• [Task material]
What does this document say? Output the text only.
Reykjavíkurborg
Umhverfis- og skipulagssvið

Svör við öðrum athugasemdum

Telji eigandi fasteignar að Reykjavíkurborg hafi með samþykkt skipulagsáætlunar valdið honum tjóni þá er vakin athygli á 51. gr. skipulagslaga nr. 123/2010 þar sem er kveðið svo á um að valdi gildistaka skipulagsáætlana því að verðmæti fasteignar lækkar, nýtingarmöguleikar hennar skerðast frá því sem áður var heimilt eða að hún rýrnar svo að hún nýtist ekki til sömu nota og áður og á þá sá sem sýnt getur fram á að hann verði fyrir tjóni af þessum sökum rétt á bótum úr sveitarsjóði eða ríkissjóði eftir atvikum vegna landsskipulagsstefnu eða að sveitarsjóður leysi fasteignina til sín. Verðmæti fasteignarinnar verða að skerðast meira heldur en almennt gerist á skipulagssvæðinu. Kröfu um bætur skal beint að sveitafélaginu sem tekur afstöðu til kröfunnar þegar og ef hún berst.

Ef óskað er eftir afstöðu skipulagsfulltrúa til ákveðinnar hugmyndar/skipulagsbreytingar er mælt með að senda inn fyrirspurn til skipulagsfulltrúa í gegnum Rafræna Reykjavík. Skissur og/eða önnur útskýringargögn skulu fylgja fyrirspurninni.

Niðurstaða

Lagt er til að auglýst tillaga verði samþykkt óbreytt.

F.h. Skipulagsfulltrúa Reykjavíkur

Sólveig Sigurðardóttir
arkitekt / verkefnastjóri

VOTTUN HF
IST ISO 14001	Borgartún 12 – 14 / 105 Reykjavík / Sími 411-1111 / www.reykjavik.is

• [Problem description] Print the whole listing again, exactly.

• [Written response]
What does this document say? Output the text only.
Reykjavíkurborg
Umhverfis- og skipulagssvið

Svör við öðrum athugasemdum

Telji eigandi fasteignar að Reykjavíkurborg hafi með samþykkt skipulagsáætlunar valdið honum tjóni þá er vakin athygli á 51. gr. skipulagslaga nr. 123/2010 þar sem er kveðið svo á um að valdi gildistaka skipulagsáætlana því að verðmæti fasteignar lækkar, nýtingarmöguleikar hennar skerðast frá því sem áður var heimilt eða að hún rýrnar svo að hún nýtist ekki til sömu nota og áður og á þá sá sem sýnt getur fram á að hann verði fyrir tjóni af þessum sökum rétt á bótum úr sveitarsjóði eða ríkissjóði eftir atvikum vegna landsskipulagsstefnu eða að sveitarsjóður leysi fasteignina til sín. Verðmæti fasteignarinnar verða að skerðast meira heldur en almennt gerist á skipulagssvæðinu. Kröfu um bætur skal beint að sveitafélaginu sem tekur afstöðu til kröfunnar þegar og ef hún berst.

Ef óskað er eftir afstöðu skipulagsfulltrúa til ákveðinnar hugmyndar/skipulagsbreytingar er mælt með að senda inn fyrirspurn til skipulagsfulltrúa í gegnum Rafræna Reykjavík. Skissur og/eða önnur útskýringargögn skulu fylgja fyrirspurninni.

Niðurstaða

Lagt er til að auglýst tillaga verði samþykkt óbreytt.

F.h. Skipulagsfulltrúa Reykjavíkur

Sólveig Sigurðardóttir
arkitekt / verkefnastjóri

VOTTUN HF
IST ISO 14001	Borgartún 12 – 14 / 105 Reykjavík / Sími 411-1111 / www.reykjavik.is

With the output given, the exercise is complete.